Look through the data below and return each line where "working" appears.

# start of RAW RECORDS

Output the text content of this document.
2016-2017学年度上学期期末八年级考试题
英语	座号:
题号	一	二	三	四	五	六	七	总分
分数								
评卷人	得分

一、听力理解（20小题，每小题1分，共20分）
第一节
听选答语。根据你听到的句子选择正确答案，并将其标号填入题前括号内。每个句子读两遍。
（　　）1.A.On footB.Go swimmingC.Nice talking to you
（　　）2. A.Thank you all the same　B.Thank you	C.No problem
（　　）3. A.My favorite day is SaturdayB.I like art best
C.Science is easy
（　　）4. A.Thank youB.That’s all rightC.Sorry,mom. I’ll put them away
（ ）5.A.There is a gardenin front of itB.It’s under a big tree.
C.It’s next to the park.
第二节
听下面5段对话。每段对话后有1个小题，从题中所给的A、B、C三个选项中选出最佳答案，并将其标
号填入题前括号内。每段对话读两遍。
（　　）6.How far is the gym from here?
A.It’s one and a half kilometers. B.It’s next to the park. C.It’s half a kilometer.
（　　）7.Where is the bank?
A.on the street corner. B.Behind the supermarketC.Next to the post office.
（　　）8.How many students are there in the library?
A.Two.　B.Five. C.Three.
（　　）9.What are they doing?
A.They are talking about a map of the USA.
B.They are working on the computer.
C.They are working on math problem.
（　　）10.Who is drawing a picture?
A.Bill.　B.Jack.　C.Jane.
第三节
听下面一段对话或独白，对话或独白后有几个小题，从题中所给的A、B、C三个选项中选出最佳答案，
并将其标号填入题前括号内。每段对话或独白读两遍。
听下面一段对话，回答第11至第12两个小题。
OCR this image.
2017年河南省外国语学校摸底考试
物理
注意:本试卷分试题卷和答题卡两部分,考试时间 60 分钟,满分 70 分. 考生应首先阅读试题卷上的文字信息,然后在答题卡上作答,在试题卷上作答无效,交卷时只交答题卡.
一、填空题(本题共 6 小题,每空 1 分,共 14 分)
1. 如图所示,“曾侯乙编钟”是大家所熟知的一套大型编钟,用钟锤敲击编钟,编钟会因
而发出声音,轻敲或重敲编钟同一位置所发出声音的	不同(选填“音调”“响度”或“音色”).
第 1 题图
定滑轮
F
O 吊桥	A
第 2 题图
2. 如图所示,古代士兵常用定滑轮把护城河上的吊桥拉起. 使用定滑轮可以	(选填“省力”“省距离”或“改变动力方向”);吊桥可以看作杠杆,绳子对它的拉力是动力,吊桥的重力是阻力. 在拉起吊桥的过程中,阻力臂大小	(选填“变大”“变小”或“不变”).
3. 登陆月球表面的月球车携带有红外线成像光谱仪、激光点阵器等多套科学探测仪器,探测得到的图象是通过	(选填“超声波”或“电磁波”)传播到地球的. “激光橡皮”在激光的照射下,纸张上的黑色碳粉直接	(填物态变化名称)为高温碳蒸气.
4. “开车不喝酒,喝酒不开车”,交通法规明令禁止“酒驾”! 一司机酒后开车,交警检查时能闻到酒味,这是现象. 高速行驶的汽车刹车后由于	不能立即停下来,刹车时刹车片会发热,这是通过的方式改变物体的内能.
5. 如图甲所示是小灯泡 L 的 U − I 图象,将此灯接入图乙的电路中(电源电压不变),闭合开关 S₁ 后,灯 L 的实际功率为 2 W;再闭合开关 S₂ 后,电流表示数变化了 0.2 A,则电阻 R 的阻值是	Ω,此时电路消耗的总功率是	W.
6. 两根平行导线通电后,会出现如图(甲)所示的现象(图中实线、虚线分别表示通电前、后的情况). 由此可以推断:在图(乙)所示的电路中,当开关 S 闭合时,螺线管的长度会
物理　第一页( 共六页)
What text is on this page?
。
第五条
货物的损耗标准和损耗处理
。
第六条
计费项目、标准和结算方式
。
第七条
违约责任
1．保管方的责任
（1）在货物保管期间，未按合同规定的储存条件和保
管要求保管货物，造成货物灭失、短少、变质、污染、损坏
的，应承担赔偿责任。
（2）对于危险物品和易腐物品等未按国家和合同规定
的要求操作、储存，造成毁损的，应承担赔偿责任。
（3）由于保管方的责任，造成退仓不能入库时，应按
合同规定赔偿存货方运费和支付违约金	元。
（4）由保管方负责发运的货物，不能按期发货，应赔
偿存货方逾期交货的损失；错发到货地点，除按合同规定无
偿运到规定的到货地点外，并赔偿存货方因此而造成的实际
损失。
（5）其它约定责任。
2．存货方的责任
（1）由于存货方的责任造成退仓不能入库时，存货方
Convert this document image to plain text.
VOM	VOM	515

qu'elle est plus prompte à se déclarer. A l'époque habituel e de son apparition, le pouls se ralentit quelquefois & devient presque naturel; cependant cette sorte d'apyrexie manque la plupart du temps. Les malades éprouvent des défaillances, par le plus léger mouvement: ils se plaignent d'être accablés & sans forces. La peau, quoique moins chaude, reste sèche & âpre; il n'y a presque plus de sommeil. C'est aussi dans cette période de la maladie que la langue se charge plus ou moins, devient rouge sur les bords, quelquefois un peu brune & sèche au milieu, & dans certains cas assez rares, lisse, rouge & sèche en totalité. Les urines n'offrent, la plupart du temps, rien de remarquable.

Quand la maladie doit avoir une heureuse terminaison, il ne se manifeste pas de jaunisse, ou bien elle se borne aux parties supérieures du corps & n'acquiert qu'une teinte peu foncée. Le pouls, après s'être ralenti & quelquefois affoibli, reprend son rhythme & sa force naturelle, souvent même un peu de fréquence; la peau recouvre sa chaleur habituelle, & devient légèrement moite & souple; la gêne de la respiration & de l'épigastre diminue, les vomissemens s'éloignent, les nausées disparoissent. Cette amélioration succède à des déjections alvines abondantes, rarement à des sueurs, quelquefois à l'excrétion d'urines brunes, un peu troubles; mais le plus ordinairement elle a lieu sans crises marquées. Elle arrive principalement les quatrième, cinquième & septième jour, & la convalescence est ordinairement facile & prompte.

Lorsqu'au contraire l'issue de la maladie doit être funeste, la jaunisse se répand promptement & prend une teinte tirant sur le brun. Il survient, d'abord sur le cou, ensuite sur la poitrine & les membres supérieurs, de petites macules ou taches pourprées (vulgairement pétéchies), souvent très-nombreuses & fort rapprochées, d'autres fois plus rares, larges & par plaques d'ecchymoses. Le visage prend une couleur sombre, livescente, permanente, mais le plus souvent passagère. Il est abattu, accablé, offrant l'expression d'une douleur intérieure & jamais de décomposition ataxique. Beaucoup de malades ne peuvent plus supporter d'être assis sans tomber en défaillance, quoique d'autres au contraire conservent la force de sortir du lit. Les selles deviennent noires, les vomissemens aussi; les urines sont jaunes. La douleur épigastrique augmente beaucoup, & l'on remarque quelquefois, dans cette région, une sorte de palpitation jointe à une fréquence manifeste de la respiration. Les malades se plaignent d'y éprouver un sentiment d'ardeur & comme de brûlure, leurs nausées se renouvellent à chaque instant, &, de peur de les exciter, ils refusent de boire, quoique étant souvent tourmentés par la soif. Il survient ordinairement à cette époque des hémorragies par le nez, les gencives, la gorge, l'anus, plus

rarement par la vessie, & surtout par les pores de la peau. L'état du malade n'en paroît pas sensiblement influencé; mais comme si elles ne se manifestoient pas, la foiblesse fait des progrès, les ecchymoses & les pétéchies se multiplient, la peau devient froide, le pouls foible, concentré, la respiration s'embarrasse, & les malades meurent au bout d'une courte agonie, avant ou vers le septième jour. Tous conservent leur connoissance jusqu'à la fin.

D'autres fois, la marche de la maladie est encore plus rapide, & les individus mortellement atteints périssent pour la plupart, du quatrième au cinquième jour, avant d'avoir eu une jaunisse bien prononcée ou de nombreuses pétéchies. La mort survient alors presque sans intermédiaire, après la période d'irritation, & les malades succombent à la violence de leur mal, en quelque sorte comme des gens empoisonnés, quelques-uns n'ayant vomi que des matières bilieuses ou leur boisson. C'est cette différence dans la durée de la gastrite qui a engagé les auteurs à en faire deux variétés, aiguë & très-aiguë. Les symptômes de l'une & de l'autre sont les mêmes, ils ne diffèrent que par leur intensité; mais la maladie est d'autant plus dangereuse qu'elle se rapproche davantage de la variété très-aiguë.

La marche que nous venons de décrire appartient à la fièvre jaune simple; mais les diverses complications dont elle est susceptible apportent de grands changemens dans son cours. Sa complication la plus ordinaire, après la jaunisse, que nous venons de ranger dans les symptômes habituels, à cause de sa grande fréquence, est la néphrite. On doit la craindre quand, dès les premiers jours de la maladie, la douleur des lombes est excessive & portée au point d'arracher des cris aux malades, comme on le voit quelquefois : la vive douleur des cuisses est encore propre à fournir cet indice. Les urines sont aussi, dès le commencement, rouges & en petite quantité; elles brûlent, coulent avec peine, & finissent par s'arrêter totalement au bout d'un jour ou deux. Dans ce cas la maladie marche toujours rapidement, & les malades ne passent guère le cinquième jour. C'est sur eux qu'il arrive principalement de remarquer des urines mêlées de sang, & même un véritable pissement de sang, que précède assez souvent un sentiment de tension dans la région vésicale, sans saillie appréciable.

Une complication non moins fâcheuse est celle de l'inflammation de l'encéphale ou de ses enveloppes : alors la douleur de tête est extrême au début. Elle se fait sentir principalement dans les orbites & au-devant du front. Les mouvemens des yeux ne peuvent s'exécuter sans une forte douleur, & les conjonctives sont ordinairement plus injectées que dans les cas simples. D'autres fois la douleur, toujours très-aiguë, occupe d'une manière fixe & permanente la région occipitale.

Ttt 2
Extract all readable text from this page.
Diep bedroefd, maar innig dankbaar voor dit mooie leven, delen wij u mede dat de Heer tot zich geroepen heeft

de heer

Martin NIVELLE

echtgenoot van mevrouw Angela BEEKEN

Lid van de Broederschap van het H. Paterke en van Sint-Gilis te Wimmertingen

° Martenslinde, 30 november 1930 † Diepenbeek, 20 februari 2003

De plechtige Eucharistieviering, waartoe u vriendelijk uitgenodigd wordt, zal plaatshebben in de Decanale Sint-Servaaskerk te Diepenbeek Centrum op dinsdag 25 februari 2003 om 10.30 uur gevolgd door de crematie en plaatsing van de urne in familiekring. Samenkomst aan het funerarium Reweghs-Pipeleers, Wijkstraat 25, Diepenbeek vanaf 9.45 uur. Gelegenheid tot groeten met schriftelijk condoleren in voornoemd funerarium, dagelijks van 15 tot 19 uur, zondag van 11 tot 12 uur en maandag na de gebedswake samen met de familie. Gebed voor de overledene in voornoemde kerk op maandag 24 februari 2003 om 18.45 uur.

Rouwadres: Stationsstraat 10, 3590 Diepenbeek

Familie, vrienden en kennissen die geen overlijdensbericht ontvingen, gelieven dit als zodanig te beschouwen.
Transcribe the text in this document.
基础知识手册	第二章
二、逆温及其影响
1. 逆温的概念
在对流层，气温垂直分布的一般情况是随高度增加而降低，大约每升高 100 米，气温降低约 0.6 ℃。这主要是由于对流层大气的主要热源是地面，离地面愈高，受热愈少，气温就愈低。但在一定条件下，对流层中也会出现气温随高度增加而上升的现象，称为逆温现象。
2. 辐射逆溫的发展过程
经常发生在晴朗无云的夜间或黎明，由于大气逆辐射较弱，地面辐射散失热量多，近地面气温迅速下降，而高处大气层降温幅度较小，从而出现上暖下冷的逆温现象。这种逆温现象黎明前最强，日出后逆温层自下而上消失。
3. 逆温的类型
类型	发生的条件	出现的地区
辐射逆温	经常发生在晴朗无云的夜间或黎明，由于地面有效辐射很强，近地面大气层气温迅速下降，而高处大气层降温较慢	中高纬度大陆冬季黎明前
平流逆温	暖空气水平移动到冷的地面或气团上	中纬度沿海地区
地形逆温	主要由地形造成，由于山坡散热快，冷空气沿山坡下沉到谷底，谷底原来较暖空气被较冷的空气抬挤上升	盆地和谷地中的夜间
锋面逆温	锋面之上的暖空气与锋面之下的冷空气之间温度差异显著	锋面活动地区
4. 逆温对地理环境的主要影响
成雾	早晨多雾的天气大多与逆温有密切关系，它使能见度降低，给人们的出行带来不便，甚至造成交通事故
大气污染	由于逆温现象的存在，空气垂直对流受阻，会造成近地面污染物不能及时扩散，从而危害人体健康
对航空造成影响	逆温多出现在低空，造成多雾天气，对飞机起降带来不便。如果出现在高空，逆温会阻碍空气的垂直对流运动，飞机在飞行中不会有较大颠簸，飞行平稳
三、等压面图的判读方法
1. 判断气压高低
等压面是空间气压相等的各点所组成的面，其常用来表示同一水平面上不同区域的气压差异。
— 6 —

# end of RAW RECORDS

- **EXERCISE ANSWER**:
B.They are working on the computer.
C.They are working on math problem.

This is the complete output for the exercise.